WHAT IS BEING ASKED> Determine how many lines of the material hold the string "marker" and reply with only that number.
** Start of EXERCISE INPUT **
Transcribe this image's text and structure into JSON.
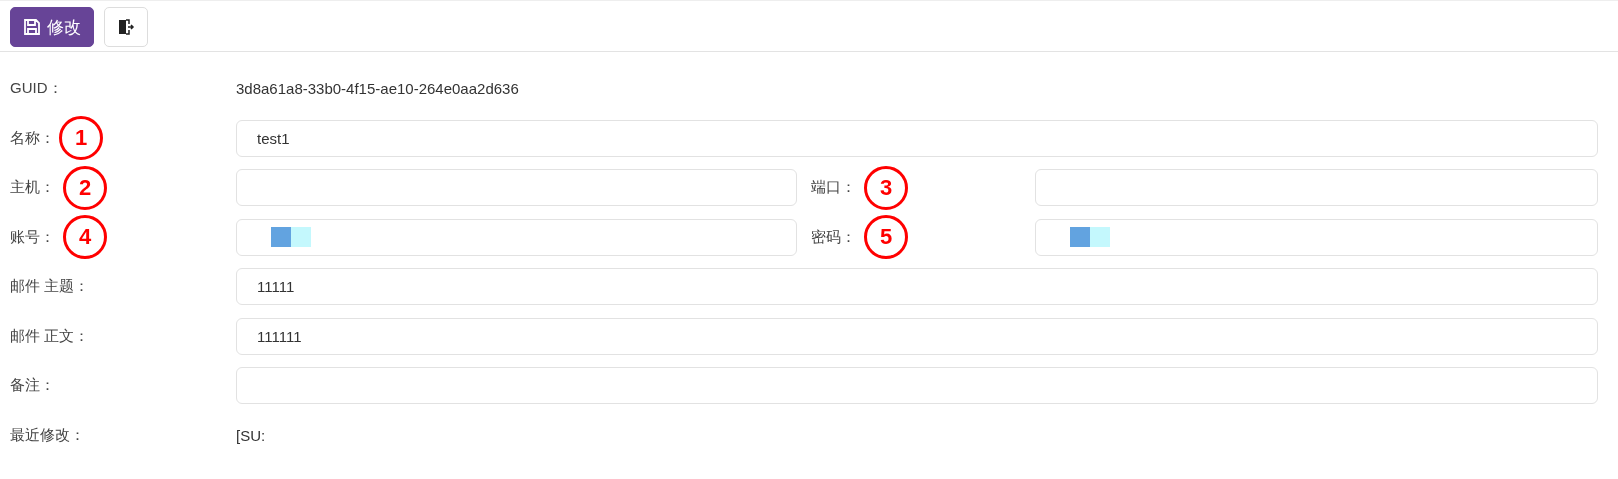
{
  "toolbar": {
    "buttons": [
      {
        "kind": "save",
        "label": "修改"
      },
      {
        "kind": "exit"
      }
    ]
  },
  "rows": [
    {
      "kind": "text",
      "label": "GUID：",
      "value": "3d8a61a8-33b0-4f15-ae10-264e0aa2d636"
    },
    {
      "kind": "field",
      "label": "名称：",
      "marker": "1",
      "value": "test1"
    },
    {
      "kind": "pair",
      "fields": [
        {
          "label": "主机：",
          "marker": "2",
          "masked": false
        },
        {
          "label": "端口：",
          "marker": "3",
          "masked": false
        }
      ]
    },
    {
      "kind": "pair",
      "fields": [
        {
          "label": "账号：",
          "marker": "4",
          "masked": true
        },
        {
          "label": "密码：",
          "marker": "5",
          "masked": true
        }
      ]
    },
    {
      "kind": "field",
      "label": "邮件 主题：",
      "value": "11111"
    },
    {
      "kind": "field",
      "label": "邮件 正文：",
      "value": "111111"
    },
    {
      "kind": "field",
      "label": "备注："
    },
    {
      "kind": "text",
      "label": "最近修改：",
      "value": "[SU:"
    }
  ]
}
** End of EXERCISE INPUT **
ANSWER TO THE EXERCISE> 5